>> Start Extracted information

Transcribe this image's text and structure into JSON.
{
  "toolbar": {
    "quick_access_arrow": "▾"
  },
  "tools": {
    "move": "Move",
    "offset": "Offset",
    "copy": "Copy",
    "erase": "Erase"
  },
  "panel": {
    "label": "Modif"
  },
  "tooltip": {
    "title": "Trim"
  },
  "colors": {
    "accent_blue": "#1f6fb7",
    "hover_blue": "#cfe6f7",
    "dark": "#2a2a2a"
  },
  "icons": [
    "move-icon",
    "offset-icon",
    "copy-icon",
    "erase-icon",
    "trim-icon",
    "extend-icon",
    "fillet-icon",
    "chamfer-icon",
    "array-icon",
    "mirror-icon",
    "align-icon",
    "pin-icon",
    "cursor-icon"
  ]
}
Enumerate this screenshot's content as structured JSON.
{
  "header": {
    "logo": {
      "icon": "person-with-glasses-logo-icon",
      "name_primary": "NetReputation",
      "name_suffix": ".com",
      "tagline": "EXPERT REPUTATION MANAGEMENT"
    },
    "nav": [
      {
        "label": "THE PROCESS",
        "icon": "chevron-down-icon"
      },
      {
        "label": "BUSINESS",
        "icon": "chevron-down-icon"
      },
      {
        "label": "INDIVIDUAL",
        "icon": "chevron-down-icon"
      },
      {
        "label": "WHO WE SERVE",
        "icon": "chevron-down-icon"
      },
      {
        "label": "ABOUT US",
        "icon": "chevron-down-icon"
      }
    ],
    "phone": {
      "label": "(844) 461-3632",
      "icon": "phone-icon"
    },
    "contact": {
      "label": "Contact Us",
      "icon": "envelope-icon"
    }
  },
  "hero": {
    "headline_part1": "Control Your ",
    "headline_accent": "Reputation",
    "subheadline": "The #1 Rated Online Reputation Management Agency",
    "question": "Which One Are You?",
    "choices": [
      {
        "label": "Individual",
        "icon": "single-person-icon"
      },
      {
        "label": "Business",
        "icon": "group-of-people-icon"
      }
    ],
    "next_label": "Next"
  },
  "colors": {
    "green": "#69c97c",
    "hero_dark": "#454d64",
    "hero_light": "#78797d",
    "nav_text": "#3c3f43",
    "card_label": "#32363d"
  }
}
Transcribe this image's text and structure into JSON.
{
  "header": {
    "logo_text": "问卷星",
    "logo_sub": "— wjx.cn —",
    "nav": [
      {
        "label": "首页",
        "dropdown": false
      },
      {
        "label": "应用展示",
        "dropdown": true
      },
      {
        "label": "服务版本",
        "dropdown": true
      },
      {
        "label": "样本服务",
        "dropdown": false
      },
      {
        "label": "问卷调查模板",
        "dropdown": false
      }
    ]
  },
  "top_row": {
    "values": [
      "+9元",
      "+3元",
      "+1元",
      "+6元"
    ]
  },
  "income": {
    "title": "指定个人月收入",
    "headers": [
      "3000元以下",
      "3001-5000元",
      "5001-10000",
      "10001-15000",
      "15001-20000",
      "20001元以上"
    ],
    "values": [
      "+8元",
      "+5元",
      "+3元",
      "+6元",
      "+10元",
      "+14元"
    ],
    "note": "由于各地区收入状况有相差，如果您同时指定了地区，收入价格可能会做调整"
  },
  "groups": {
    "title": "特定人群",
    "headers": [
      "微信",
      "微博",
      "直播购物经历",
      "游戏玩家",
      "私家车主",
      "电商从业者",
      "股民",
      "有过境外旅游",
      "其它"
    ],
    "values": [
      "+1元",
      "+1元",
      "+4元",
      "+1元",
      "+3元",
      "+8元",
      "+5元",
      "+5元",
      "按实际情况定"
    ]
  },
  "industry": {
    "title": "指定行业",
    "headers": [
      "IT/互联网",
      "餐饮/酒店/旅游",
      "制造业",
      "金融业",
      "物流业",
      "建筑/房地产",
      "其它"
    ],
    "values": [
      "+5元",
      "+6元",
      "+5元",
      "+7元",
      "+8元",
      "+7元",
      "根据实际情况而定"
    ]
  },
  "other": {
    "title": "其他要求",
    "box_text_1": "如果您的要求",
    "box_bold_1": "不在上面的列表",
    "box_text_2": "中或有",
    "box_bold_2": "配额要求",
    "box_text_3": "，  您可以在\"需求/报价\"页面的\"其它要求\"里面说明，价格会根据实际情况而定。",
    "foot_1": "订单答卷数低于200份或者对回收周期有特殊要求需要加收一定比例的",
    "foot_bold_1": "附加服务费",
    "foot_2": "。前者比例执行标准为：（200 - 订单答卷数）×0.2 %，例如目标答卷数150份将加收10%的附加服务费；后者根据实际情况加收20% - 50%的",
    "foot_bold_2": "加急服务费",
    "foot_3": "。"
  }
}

>> End Extracted information

Work instructions:
Transcribe every entry exactly, omitting nothing.

Written answer:
Transcribe this image's text and structure into JSON.
{
  "toolbar": {
    "quick_access_arrow": "▾"
  },
  "tools": {
    "move": "Move",
    "offset": "Offset",
    "copy": "Copy",
    "erase": "Erase"
  },
  "panel": {
    "label": "Modif"
  },
  "tooltip": {
    "title": "Trim"
  },
  "colors": {
    "accent_blue": "#1f6fb7",
    "hover_blue": "#cfe6f7",
    "dark": "#2a2a2a"
  },
  "icons": [
    "move-icon",
    "offset-icon",
    "copy-icon",
    "erase-icon",
    "trim-icon",
    "extend-icon",
    "fillet-icon",
    "chamfer-icon",
    "array-icon",
    "mirror-icon",
    "align-icon",
    "pin-icon",
    "cursor-icon"
  ]
}
Enumerate this screenshot's content as structured JSON.
{
  "header": {
    "logo": {
      "icon": "person-with-glasses-logo-icon",
      "name_primary": "NetReputation",
      "name_suffix": ".com",
      "tagline": "EXPERT REPUTATION MANAGEMENT"
    },
    "nav": [
      {
        "label": "THE PROCESS",
        "icon": "chevron-down-icon"
      },
      {
        "label": "BUSINESS",
        "icon": "chevron-down-icon"
      },
      {
        "label": "INDIVIDUAL",
        "icon": "chevron-down-icon"
      },
      {
        "label": "WHO WE SERVE",
        "icon": "chevron-down-icon"
      },
      {
        "label": "ABOUT US",
        "icon": "chevron-down-icon"
      }
    ],
    "phone": {
      "label": "(844) 461-3632",
      "icon": "phone-icon"
    },
    "contact": {
      "label": "Contact Us",
      "icon": "envelope-icon"
    }
  },
  "hero": {
    "headline_part1": "Control Your ",
    "headline_accent": "Reputation",
    "subheadline": "The #1 Rated Online Reputation Management Agency",
    "question": "Which One Are You?",
    "choices": [
      {
        "label": "Individual",
        "icon": "single-person-icon"
      },
      {
        "label": "Business",
        "icon": "group-of-people-icon"
      }
    ],
    "next_label": "Next"
  },
  "colors": {
    "green": "#69c97c",
    "hero_dark": "#454d64",
    "hero_light": "#78797d",
    "nav_text": "#3c3f43",
    "card_label": "#32363d"
  }
}
Transcribe this image's text and structure into JSON.
{
  "header": {
    "logo_text": "问卷星",
    "logo_sub": "— wjx.cn —",
    "nav": [
      {
        "label": "首页",
        "dropdown": false
      },
      {
        "label": "应用展示",
        "dropdown": true
      },
      {
        "label": "服务版本",
        "dropdown": true
      },
      {
        "label": "样本服务",
        "dropdown": false
      },
      {
        "label": "问卷调查模板",
        "dropdown": false
      }
    ]
  },
  "top_row": {
    "values": [
      "+9元",
      "+3元",
      "+1元",
      "+6元"
    ]
  },
  "income": {
    "title": "指定个人月收入",
    "headers": [
      "3000元以下",
      "3001-5000元",
      "5001-10000",
      "10001-15000",
      "15001-20000",
      "20001元以上"
    ],
    "values": [
      "+8元",
      "+5元",
      "+3元",
      "+6元",
      "+10元",
      "+14元"
    ],
    "note": "由于各地区收入状况有相差，如果您同时指定了地区，收入价格可能会做调整"
  },
  "groups": {
    "title": "特定人群",
    "headers": [
      "微信",
      "微博",
      "直播购物经历",
      "游戏玩家",
      "私家车主",
      "电商从业者",
      "股民",
      "有过境外旅游",
      "其它"
    ],
    "values": [
      "+1元",
      "+1元",
      "+4元",
      "+1元",
      "+3元",
      "+8元",
      "+5元",
      "+5元",
      "按实际情况定"
    ]
  },
  "industry": {
    "title": "指定行业",
    "headers": [
      "IT/互联网",
      "餐饮/酒店/旅游",
      "制造业",
      "金融业",
      "物流业",
      "建筑/房地产",
      "其它"
    ],
    "values": [
      "+5元",
      "+6元",
      "+5元",
      "+7元",
      "+8元",
      "+7元",
      "根据实际情况而定"
    ]
  },
  "other": {
    "title": "其他要求",
    "box_text_1": "如果您的要求",
    "box_bold_1": "不在上面的列表",
    "box_text_2": "中或有",
    "box_bold_2": "配额要求",
    "box_text_3": "，  您可以在\"需求/报价\"页面的\"其它要求\"里面说明，价格会根据实际情况而定。",
    "foot_1": "订单答卷数低于200份或者对回收周期有特殊要求需要加收一定比例的",
    "foot_bold_1": "附加服务费",
    "foot_2": "。前者比例执行标准为：（200 - 订单答卷数）×0.2 %，例如目标答卷数150份将加收10%的附加服务费；后者根据实际情况加收20% - 50%的",
    "foot_bold_2": "加急服务费",
    "foot_3": "。"
  }
}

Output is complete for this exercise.